● **What to do**: Of the lines in the records that follow, how many include the word "Передвижение"? Answer with a bare number.

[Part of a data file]
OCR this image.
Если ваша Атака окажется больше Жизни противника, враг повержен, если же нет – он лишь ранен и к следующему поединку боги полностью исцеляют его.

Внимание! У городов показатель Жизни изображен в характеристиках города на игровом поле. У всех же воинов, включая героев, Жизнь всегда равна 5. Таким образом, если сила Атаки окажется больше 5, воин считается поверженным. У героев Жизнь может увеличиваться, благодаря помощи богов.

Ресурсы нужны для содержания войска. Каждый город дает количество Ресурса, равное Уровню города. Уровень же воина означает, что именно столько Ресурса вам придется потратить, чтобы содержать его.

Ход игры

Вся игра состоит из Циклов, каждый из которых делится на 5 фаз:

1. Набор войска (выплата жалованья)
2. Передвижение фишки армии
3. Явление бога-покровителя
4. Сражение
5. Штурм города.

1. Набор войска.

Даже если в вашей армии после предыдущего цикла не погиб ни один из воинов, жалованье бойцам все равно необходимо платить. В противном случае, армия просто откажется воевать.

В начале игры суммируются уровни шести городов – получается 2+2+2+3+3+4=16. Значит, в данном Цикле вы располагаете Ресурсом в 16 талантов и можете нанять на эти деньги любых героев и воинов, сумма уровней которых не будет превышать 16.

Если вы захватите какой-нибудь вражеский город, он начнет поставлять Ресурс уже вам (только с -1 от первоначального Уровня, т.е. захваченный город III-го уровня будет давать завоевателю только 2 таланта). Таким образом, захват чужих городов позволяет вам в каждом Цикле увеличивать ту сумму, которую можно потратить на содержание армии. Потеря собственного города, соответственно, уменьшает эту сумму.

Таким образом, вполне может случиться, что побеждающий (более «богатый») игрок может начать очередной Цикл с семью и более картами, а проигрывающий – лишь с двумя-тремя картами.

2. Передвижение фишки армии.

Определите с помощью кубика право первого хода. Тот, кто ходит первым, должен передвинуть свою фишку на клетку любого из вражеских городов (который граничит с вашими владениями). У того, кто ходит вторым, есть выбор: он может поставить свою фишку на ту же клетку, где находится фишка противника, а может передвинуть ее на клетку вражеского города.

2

● **Full answer**: 2